» Stored data
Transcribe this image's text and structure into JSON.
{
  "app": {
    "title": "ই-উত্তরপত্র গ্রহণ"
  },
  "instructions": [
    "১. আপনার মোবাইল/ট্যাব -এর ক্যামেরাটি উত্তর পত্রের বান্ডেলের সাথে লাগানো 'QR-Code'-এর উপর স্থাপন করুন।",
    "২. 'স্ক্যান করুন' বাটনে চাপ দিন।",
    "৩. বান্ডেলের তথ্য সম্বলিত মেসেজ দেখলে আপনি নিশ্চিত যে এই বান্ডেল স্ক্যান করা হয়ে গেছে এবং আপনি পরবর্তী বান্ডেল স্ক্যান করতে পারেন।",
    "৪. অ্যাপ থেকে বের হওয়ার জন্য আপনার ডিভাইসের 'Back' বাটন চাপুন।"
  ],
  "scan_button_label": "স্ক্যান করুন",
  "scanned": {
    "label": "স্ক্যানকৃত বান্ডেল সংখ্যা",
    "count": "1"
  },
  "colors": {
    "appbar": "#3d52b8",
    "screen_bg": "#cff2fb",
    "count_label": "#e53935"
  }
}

» GIVEN EXERCISE
Write out the entries above word for word.

» SOLVED EXERCISE
Transcribe this image's text and structure into JSON.
{
  "app": {
    "title": "ই-উত্তরপত্র গ্রহণ"
  },
  "instructions": [
    "১. আপনার মোবাইল/ট্যাব -এর ক্যামেরাটি উত্তর পত্রের বান্ডেলের সাথে লাগানো 'QR-Code'-এর উপর স্থাপন করুন।",
    "২. 'স্ক্যান করুন' বাটনে চাপ দিন।",
    "৩. বান্ডেলের তথ্য সম্বলিত মেসেজ দেখলে আপনি নিশ্চিত যে এই বান্ডেল স্ক্যান করা হয়ে গেছে এবং আপনি পরবর্তী বান্ডেল স্ক্যান করতে পারেন।",
    "৪. অ্যাপ থেকে বের হওয়ার জন্য আপনার ডিভাইসের 'Back' বাটন চাপুন।"
  ],
  "scan_button_label": "স্ক্যান করুন",
  "scanned": {
    "label": "স্ক্যানকৃত বান্ডেল সংখ্যা",
    "count": "1"
  },
  "colors": {
    "appbar": "#3d52b8",
    "screen_bg": "#cff2fb",
    "count_label": "#e53935"
  }
}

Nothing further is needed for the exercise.